What is required: From the first row through the row containing "calendar-date-cell: 5 (61, 126, 65, 134)", swap "umbrella-icon" for "rain-icon" and write those rows out again with nothing else changed.

START Provided data

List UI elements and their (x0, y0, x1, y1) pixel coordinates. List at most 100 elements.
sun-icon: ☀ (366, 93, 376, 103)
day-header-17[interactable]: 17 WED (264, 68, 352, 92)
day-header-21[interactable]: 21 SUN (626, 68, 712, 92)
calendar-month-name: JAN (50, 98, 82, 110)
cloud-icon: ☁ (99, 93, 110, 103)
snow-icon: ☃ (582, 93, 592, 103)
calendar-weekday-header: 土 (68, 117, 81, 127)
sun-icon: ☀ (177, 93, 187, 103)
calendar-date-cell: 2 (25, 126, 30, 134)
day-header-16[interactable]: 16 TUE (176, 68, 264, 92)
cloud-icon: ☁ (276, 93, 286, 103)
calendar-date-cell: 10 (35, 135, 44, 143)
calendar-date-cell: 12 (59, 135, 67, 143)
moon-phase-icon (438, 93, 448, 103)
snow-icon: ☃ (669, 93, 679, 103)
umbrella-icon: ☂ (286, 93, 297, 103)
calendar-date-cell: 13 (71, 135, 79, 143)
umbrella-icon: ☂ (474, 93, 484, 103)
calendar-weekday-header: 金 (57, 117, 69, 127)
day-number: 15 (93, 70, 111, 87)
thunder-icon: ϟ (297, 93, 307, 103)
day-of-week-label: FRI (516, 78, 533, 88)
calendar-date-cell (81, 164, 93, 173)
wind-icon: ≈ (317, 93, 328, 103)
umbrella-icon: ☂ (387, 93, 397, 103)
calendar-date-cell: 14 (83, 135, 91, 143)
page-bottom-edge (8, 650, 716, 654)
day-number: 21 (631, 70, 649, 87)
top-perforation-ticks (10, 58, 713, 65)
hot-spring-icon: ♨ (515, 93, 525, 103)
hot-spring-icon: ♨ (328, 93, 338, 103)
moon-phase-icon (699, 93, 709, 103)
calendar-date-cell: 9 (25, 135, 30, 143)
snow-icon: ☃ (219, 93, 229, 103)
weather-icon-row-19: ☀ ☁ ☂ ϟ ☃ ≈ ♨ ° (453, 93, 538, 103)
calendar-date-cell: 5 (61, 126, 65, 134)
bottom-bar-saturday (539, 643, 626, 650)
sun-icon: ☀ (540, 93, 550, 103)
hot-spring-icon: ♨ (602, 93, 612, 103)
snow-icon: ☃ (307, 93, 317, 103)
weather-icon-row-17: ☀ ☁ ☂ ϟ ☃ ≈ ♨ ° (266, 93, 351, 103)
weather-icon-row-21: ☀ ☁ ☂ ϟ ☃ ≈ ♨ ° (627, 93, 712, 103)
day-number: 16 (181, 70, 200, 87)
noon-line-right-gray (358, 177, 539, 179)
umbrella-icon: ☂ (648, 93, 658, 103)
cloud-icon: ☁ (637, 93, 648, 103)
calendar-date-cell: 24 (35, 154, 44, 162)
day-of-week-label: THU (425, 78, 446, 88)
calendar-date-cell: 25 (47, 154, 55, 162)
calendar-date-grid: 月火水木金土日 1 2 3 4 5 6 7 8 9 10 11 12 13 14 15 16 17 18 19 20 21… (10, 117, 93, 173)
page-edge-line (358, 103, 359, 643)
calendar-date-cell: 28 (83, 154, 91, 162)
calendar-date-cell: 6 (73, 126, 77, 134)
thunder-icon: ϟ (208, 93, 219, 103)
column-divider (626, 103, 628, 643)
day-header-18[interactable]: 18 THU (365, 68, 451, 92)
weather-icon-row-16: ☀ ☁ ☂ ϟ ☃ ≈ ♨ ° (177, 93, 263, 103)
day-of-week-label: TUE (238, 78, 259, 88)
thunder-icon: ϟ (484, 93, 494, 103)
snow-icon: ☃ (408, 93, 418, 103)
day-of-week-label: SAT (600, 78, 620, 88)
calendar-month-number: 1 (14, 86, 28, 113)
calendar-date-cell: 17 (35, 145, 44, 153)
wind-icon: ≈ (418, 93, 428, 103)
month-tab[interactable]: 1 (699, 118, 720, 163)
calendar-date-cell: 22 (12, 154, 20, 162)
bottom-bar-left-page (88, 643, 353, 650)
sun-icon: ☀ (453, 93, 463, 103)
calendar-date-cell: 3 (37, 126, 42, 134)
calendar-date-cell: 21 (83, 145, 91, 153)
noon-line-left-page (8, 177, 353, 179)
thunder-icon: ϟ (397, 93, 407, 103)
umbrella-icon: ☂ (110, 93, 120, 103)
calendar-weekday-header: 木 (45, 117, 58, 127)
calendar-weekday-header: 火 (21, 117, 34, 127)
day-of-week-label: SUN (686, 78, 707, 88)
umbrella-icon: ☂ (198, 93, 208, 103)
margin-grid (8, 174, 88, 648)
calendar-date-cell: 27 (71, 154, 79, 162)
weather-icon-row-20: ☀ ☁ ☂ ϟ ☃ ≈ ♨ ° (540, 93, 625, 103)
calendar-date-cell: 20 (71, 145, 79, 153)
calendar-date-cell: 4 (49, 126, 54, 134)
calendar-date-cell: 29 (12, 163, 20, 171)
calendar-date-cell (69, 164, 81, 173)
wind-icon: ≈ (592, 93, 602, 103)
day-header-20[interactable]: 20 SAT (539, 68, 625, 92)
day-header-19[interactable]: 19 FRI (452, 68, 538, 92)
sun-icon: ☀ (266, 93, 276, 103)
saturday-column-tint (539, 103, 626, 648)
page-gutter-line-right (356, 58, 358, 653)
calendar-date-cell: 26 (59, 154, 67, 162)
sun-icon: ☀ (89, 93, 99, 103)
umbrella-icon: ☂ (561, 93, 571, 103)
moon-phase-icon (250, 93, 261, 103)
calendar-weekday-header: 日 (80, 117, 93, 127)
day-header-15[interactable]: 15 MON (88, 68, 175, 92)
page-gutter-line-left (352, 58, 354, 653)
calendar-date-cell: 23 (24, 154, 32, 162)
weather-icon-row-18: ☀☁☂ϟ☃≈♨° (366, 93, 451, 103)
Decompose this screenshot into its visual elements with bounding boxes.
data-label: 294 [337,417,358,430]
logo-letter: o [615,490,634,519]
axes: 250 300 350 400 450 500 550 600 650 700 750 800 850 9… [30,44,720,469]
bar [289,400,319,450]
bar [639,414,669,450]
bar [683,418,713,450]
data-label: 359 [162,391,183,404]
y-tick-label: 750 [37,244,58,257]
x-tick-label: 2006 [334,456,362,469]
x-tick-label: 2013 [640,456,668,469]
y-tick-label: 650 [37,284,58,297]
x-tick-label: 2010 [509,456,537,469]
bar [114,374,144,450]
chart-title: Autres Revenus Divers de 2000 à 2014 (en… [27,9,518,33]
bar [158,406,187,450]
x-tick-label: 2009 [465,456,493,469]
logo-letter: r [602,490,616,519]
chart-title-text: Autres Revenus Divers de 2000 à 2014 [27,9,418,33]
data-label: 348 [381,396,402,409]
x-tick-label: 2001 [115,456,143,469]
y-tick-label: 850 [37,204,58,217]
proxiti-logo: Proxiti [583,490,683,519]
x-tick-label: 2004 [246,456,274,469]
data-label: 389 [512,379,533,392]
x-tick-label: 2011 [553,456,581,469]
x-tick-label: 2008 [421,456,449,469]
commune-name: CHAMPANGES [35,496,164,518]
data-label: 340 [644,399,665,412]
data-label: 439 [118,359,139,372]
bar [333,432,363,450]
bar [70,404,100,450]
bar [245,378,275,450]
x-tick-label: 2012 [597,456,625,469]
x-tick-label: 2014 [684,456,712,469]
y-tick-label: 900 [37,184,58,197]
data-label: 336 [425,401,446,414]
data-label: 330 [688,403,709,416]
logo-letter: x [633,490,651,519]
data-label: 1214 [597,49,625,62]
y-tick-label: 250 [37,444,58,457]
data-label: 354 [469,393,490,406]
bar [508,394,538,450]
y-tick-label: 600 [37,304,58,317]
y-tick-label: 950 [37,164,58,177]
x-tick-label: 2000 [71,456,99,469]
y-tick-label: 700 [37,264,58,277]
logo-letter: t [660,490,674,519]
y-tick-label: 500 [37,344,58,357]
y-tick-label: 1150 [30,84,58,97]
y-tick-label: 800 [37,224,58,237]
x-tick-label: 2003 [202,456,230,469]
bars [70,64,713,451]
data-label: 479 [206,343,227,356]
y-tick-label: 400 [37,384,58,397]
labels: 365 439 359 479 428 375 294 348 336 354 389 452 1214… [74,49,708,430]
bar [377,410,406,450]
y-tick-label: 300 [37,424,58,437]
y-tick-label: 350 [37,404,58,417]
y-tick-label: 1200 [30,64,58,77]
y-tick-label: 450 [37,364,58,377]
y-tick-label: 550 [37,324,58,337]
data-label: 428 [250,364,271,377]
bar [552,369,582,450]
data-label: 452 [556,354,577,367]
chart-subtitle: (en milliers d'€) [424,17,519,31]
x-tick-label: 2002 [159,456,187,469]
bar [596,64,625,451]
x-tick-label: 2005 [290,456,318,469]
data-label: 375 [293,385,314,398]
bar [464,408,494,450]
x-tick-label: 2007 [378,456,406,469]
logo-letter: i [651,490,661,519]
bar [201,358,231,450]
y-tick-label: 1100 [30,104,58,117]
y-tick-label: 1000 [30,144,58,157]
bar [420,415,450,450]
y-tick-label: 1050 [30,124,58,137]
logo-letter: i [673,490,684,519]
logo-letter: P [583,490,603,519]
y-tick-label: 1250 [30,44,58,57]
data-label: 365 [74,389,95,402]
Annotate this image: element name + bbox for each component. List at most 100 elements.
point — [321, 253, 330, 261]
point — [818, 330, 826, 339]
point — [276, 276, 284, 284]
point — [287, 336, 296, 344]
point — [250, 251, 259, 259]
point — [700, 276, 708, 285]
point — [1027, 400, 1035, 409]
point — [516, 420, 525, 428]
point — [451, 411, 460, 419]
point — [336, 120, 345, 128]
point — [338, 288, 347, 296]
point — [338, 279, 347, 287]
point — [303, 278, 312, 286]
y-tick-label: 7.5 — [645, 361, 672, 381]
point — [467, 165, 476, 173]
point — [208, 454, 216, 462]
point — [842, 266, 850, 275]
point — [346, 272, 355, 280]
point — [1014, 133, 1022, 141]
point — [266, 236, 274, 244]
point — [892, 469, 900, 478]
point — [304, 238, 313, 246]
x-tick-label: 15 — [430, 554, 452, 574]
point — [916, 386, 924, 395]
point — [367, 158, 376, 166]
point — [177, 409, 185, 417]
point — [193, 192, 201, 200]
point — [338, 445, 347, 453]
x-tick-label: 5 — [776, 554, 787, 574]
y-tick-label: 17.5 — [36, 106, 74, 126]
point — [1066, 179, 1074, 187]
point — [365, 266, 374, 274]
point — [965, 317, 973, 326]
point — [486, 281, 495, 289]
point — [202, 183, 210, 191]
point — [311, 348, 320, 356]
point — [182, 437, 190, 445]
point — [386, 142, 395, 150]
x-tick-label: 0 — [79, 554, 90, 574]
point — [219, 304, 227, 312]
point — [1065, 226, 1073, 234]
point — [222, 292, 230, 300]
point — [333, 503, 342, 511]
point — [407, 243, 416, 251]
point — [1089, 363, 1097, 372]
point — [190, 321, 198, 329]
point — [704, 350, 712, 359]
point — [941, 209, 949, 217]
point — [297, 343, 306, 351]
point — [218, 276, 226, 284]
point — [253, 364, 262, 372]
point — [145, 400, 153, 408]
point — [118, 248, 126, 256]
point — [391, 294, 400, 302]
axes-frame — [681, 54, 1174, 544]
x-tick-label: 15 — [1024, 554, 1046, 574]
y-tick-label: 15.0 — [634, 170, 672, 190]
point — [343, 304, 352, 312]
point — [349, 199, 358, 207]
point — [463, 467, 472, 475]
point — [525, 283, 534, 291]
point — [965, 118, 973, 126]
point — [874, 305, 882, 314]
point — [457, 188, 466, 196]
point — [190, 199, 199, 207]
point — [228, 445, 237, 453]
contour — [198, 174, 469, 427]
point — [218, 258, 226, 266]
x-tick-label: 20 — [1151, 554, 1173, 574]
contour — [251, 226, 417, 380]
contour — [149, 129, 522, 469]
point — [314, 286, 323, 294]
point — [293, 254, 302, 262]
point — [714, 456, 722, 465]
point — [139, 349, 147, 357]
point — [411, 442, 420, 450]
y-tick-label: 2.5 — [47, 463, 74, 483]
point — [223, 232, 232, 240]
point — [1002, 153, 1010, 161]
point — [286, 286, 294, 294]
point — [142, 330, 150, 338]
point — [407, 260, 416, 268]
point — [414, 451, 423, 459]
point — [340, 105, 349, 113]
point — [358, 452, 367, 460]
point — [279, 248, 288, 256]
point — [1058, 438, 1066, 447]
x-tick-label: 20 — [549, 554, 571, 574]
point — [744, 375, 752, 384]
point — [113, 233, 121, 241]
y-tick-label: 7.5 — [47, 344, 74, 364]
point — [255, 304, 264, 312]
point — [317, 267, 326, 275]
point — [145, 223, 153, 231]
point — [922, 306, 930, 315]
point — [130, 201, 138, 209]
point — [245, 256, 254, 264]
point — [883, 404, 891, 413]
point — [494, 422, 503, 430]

END Provided data

Response to this exercise:
List UI elements and their (x0, y0, x1, y1) pixel coordinates. List at most 100 elements.
sun-icon: ☀ (366, 93, 376, 103)
day-header-17[interactable]: 17 WED (264, 68, 352, 92)
day-header-21[interactable]: 21 SUN (626, 68, 712, 92)
calendar-month-name: JAN (50, 98, 82, 110)
cloud-icon: ☁ (99, 93, 110, 103)
snow-icon: ☃ (582, 93, 592, 103)
calendar-weekday-header: 土 (68, 117, 81, 127)
sun-icon: ☀ (177, 93, 187, 103)
calendar-date-cell: 2 (25, 126, 30, 134)
day-header-16[interactable]: 16 TUE (176, 68, 264, 92)
cloud-icon: ☁ (276, 93, 286, 103)
calendar-date-cell: 10 (35, 135, 44, 143)
calendar-date-cell: 12 (59, 135, 67, 143)
moon-phase-icon (438, 93, 448, 103)
snow-icon: ☃ (669, 93, 679, 103)
rain-icon: ☂ (286, 93, 297, 103)
calendar-date-cell: 13 (71, 135, 79, 143)
rain-icon: ☂ (474, 93, 484, 103)
calendar-weekday-header: 金 (57, 117, 69, 127)
day-number: 15 (93, 70, 111, 87)
thunder-icon: ϟ (297, 93, 307, 103)
day-of-week-label: FRI (516, 78, 533, 88)
calendar-date-cell (81, 164, 93, 173)
wind-icon: ≈ (317, 93, 328, 103)
rain-icon: ☂ (387, 93, 397, 103)
calendar-date-cell: 14 (83, 135, 91, 143)
page-bottom-edge (8, 650, 716, 654)
day-number: 21 (631, 70, 649, 87)
top-perforation-ticks (10, 58, 713, 65)
hot-spring-icon: ♨ (515, 93, 525, 103)
hot-spring-icon: ♨ (328, 93, 338, 103)
moon-phase-icon (699, 93, 709, 103)
calendar-date-cell: 9 (25, 135, 30, 143)
snow-icon: ☃ (219, 93, 229, 103)
weather-icon-row-19: ☀ ☁ ☂ ϟ ☃ ≈ ♨ ° (453, 93, 538, 103)
calendar-date-cell: 5 (61, 126, 65, 134)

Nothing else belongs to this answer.